» **Exercise details**: Find the line containing "Parse this screenshot: output" in the listing below; reproduce it and every line after, exactly. Skip pictures.

» **Supplied material**:

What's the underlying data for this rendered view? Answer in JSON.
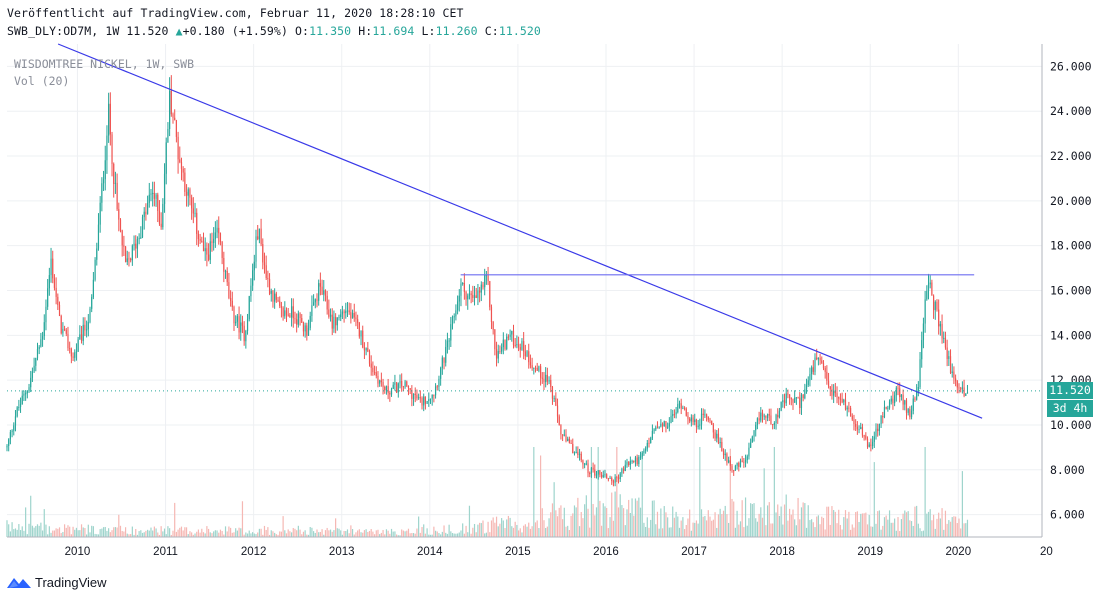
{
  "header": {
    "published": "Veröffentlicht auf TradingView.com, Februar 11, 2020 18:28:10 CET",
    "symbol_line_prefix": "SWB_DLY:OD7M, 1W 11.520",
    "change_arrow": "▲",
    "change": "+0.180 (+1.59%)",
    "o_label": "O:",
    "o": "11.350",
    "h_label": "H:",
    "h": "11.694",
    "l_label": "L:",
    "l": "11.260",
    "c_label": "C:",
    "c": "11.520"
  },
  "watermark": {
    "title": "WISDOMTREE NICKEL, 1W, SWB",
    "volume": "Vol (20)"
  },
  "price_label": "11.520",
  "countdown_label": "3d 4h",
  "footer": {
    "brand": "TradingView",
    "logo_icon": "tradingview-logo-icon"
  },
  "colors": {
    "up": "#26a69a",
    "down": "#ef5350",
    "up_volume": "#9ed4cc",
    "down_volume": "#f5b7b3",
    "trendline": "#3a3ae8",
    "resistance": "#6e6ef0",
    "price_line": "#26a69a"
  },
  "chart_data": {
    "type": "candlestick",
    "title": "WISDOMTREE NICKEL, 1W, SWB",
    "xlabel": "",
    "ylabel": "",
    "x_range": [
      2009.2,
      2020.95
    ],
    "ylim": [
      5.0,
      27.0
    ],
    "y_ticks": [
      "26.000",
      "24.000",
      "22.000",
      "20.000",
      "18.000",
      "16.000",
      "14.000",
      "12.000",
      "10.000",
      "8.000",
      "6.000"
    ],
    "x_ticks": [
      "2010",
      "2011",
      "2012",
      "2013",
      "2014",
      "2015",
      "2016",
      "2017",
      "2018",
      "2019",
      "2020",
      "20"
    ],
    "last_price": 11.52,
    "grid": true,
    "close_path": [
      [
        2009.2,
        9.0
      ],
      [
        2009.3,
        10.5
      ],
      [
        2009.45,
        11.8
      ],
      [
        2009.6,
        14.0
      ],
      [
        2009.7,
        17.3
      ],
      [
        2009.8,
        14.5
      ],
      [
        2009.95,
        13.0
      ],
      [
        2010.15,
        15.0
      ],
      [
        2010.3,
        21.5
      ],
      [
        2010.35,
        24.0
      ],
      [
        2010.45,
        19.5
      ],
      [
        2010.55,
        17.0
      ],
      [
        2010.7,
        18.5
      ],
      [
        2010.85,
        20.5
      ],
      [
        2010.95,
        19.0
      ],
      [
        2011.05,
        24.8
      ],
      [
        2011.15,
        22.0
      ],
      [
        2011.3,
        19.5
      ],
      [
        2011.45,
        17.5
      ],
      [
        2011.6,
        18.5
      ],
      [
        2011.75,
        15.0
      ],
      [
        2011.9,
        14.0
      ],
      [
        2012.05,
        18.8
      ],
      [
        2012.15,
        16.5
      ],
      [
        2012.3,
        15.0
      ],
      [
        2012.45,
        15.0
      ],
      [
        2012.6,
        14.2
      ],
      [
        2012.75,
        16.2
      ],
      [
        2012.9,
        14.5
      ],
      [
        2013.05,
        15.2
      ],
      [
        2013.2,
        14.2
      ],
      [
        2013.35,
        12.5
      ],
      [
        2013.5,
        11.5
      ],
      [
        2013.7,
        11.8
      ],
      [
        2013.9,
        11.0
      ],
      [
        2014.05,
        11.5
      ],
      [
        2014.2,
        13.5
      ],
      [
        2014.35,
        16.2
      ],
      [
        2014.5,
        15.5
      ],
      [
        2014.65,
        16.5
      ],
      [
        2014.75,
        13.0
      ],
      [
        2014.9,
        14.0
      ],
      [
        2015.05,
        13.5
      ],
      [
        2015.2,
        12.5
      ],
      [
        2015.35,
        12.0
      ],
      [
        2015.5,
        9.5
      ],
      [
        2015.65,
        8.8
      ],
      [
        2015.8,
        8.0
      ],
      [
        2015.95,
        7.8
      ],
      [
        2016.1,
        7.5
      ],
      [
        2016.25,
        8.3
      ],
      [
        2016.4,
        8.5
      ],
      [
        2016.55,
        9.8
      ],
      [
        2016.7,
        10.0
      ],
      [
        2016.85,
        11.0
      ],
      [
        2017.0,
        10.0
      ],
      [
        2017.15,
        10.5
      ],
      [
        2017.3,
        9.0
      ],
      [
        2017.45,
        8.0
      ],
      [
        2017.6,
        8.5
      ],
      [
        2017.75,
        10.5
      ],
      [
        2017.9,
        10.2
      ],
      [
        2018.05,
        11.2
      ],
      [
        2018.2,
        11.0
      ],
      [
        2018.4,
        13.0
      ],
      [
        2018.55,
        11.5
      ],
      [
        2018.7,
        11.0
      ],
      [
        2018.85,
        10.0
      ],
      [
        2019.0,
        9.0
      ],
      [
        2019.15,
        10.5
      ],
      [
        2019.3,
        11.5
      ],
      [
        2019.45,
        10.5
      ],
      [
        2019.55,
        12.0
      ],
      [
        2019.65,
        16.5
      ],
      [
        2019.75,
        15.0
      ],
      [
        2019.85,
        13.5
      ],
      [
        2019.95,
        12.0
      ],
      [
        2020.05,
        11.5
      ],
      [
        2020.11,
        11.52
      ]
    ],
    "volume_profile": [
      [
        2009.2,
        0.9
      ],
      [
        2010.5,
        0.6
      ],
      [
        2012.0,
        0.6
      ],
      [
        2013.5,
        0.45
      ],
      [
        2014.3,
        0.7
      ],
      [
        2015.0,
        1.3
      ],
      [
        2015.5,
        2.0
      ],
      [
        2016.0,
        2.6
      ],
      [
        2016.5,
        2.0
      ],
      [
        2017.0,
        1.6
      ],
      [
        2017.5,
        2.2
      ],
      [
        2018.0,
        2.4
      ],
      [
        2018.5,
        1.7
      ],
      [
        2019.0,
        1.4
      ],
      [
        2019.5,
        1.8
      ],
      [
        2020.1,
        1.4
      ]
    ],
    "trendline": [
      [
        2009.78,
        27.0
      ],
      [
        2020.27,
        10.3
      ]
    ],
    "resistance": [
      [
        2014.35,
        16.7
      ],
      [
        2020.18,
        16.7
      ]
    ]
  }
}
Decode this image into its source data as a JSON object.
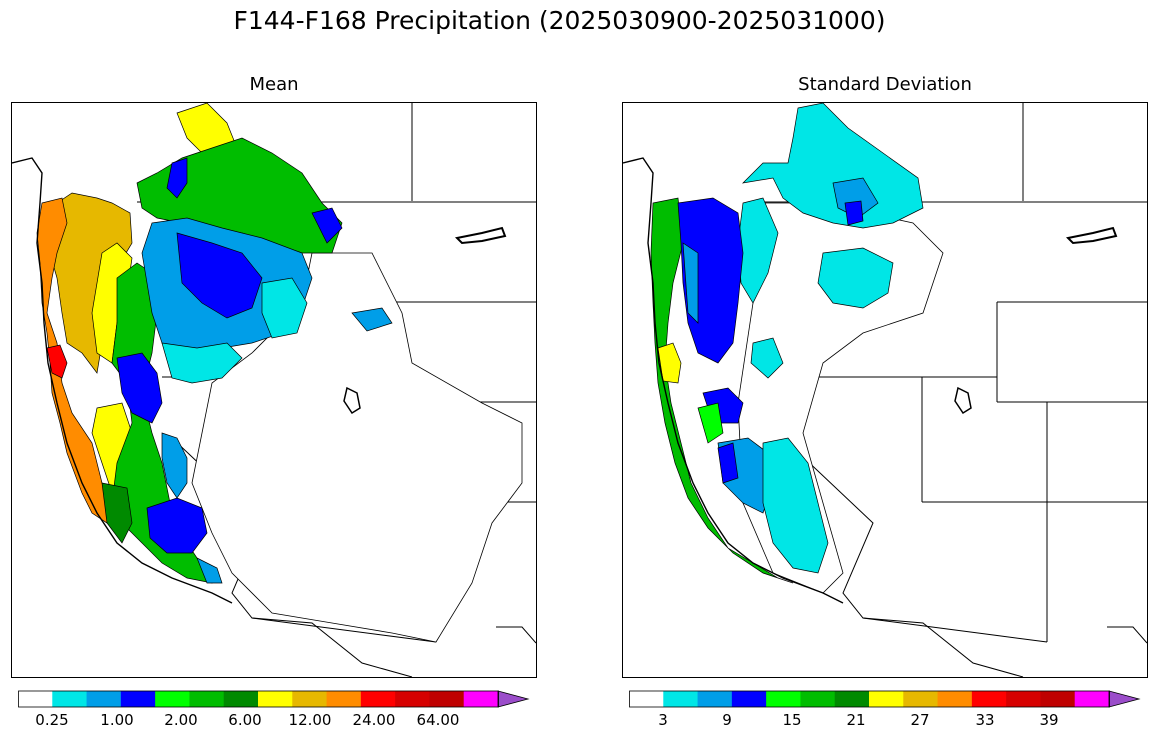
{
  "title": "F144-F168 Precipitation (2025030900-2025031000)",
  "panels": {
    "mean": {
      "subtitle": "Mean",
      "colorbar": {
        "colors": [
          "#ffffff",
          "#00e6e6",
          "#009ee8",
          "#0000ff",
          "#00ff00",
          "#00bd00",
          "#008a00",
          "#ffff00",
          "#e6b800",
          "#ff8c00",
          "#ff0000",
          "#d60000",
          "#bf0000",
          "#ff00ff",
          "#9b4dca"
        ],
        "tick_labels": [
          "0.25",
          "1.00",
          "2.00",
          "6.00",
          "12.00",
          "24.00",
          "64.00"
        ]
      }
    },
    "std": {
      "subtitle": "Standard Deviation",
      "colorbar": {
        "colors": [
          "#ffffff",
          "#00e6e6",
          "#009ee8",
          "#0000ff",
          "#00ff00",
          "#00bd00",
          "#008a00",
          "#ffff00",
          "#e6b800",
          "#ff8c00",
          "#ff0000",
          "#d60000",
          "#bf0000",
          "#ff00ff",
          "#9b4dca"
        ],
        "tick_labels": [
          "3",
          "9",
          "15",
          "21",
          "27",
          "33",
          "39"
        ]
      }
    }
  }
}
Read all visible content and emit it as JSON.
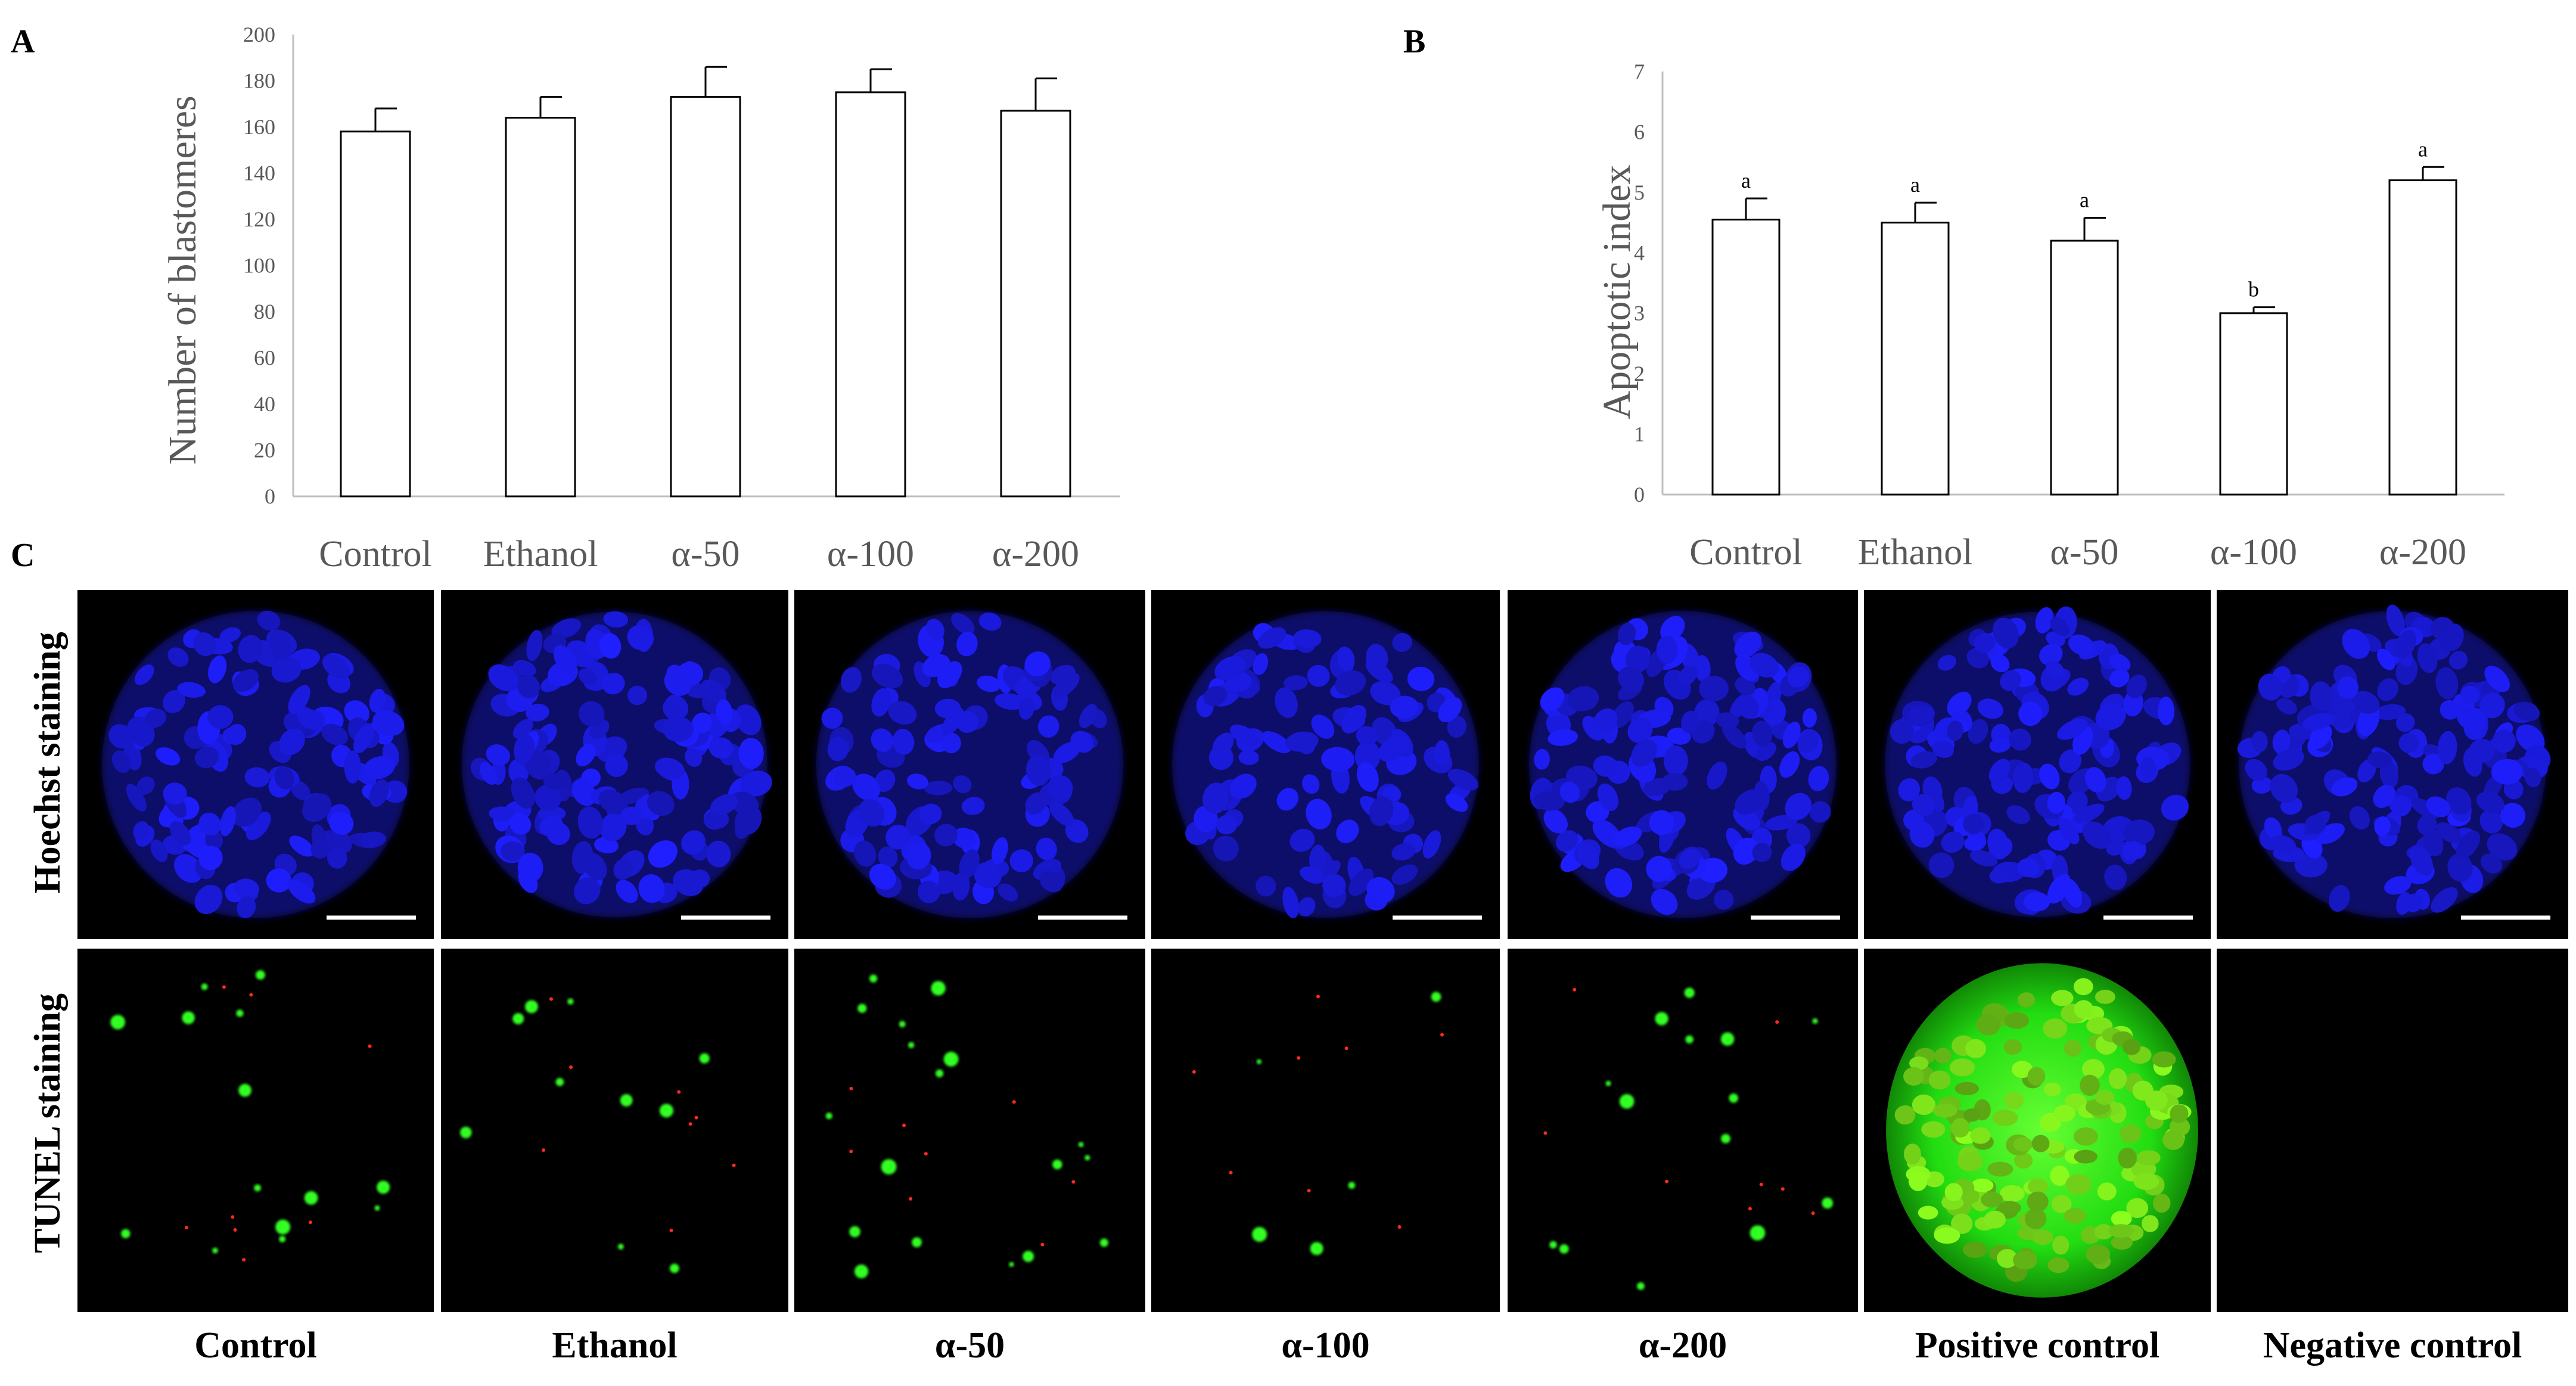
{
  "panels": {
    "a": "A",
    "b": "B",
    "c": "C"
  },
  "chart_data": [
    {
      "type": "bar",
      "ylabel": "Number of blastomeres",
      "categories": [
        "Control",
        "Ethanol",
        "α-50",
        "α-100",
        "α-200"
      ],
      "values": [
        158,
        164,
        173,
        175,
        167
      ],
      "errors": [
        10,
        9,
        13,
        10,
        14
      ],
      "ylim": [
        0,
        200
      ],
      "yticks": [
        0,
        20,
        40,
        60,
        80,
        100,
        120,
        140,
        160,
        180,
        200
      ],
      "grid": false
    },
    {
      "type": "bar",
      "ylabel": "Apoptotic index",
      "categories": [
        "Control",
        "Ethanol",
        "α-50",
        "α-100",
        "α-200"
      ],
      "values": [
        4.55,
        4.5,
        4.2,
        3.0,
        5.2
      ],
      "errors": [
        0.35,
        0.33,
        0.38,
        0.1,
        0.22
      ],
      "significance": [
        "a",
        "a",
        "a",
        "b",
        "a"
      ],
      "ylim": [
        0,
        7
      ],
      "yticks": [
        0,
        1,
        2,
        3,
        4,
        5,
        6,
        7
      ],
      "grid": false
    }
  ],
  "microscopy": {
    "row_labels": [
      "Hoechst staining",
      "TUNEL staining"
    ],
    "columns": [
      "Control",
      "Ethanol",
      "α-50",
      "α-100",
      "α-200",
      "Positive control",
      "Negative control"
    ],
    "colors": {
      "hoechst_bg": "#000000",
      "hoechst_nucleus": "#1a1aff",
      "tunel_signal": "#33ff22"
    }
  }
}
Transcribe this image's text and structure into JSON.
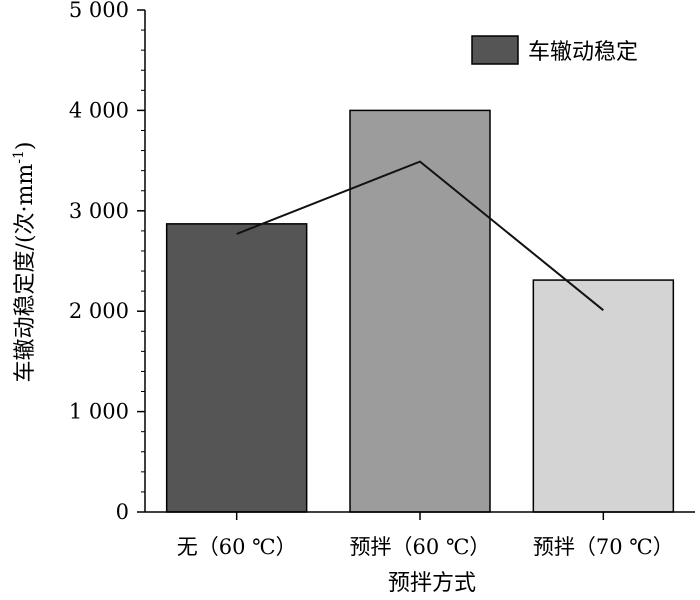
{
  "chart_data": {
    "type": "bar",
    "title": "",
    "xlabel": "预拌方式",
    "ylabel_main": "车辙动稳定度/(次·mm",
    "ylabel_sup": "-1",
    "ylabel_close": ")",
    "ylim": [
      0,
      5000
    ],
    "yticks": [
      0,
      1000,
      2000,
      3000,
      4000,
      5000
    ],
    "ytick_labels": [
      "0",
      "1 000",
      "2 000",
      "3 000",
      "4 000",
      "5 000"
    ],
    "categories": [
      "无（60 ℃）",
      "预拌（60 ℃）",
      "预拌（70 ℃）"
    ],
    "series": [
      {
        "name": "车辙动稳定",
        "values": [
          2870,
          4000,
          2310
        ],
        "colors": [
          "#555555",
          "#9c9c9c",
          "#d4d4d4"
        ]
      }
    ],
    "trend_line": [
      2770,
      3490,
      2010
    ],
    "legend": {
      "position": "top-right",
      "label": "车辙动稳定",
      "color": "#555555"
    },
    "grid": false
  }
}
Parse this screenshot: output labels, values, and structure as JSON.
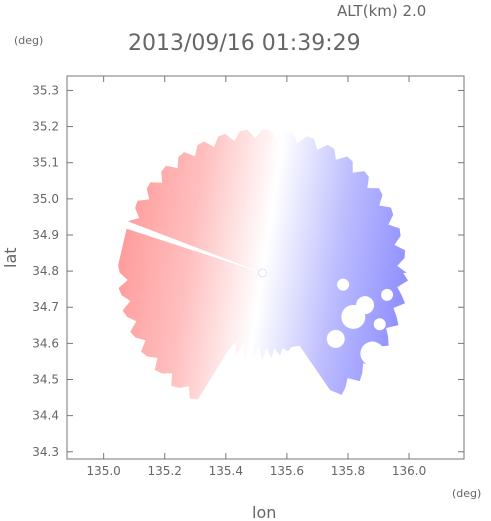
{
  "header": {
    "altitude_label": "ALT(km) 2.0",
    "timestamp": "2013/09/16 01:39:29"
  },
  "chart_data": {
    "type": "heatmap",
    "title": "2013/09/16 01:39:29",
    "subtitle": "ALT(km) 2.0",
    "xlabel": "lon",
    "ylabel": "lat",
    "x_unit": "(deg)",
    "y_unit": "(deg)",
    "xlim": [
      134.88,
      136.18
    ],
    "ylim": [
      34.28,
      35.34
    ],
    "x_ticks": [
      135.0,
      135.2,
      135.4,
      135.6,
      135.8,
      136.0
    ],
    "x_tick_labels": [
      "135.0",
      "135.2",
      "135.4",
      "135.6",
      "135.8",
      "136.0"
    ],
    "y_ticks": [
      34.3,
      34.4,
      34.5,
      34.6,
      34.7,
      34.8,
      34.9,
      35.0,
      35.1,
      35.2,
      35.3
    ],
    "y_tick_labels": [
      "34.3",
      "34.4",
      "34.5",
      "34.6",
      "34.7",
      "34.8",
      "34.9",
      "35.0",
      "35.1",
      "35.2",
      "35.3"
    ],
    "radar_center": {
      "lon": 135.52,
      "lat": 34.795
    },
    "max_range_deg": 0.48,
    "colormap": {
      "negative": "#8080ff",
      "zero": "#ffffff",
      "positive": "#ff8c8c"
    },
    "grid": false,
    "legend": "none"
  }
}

» **Written response**:
Parse this screenshot: output labels, values, and structure as JSON.
{
  "header": {
    "altitude_label": "ALT(km) 2.0",
    "timestamp": "2013/09/16 01:39:29"
  },
  "chart_data": {
    "type": "heatmap",
    "title": "2013/09/16 01:39:29",
    "subtitle": "ALT(km) 2.0",
    "xlabel": "lon",
    "ylabel": "lat",
    "x_unit": "(deg)",
    "y_unit": "(deg)",
    "xlim": [
      134.88,
      136.18
    ],
    "ylim": [
      34.28,
      35.34
    ],
    "x_ticks": [
      135.0,
      135.2,
      135.4,
      135.6,
      135.8,
      136.0
    ],
    "x_tick_labels": [
      "135.0",
      "135.2",
      "135.4",
      "135.6",
      "135.8",
      "136.0"
    ],
    "y_ticks": [
      34.3,
      34.4,
      34.5,
      34.6,
      34.7,
      34.8,
      34.9,
      35.0,
      35.1,
      35.2,
      35.3
    ],
    "y_tick_labels": [
      "34.3",
      "34.4",
      "34.5",
      "34.6",
      "34.7",
      "34.8",
      "34.9",
      "35.0",
      "35.1",
      "35.2",
      "35.3"
    ],
    "radar_center": {
      "lon": 135.52,
      "lat": 34.795
    },
    "max_range_deg": 0.48,
    "colormap": {
      "negative": "#8080ff",
      "zero": "#ffffff",
      "positive": "#ff8c8c"
    },
    "grid": false,
    "legend": "none"
  }
}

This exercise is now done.